Brief
Count the lines in the data below where the string "this" occurs, please, and give the number alone.

Given data

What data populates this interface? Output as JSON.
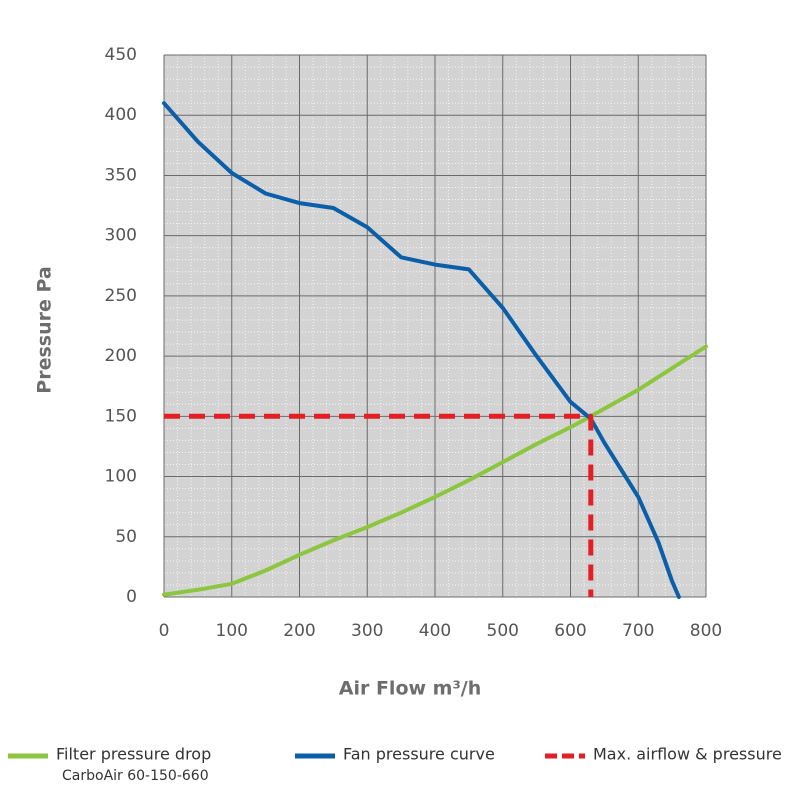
{
  "chart_data": {
    "type": "line",
    "xlabel": "Air Flow m³/h",
    "ylabel": "Pressure Pa",
    "xlim": [
      0,
      800
    ],
    "xticks": [
      0,
      100,
      200,
      300,
      400,
      500,
      600,
      700,
      800
    ],
    "ylim": [
      0,
      450
    ],
    "yticks": [
      0,
      50,
      100,
      150,
      200,
      250,
      300,
      350,
      400,
      450
    ],
    "grid": true,
    "minor_grid": true,
    "series": [
      {
        "name": "Filter pressure drop",
        "legend_note": "CarboAir 60-150-660",
        "color": "#8cc63f",
        "style": "solid",
        "x": [
          0,
          50,
          100,
          150,
          200,
          250,
          300,
          350,
          400,
          450,
          500,
          550,
          600,
          630,
          700,
          750,
          800
        ],
        "values": [
          2,
          6,
          11,
          22,
          35,
          47,
          58,
          70,
          83,
          97,
          112,
          127,
          141,
          150,
          172,
          190,
          208
        ]
      },
      {
        "name": "Fan pressure curve",
        "color": "#0a5fa8",
        "style": "solid",
        "x": [
          0,
          50,
          100,
          150,
          200,
          250,
          300,
          350,
          400,
          450,
          500,
          550,
          600,
          630,
          650,
          700,
          730,
          750,
          760
        ],
        "values": [
          410,
          378,
          352,
          335,
          327,
          323,
          307,
          282,
          276,
          272,
          240,
          200,
          162,
          148,
          128,
          83,
          45,
          13,
          0
        ]
      },
      {
        "name": "Max. airflow & pressure",
        "color": "#e31e24",
        "style": "dashed",
        "x": [
          0,
          630,
          630
        ],
        "values": [
          150,
          150,
          0
        ]
      }
    ]
  }
}
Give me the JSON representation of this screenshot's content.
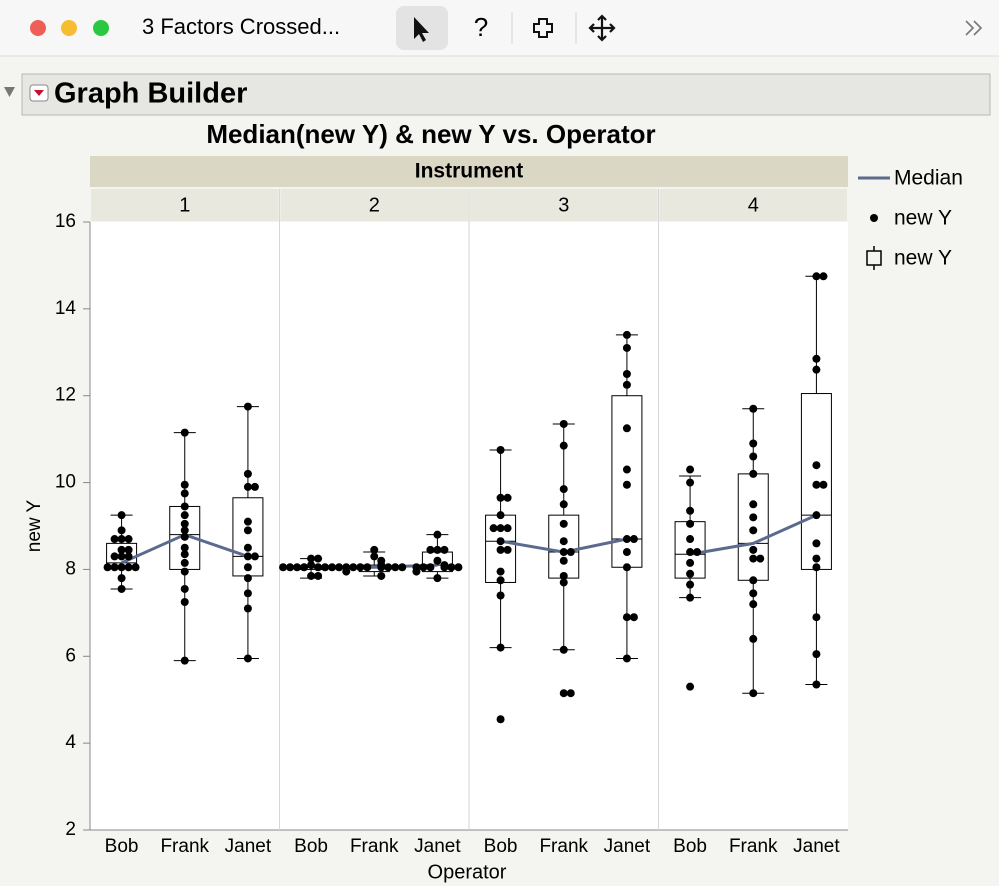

Task answer
2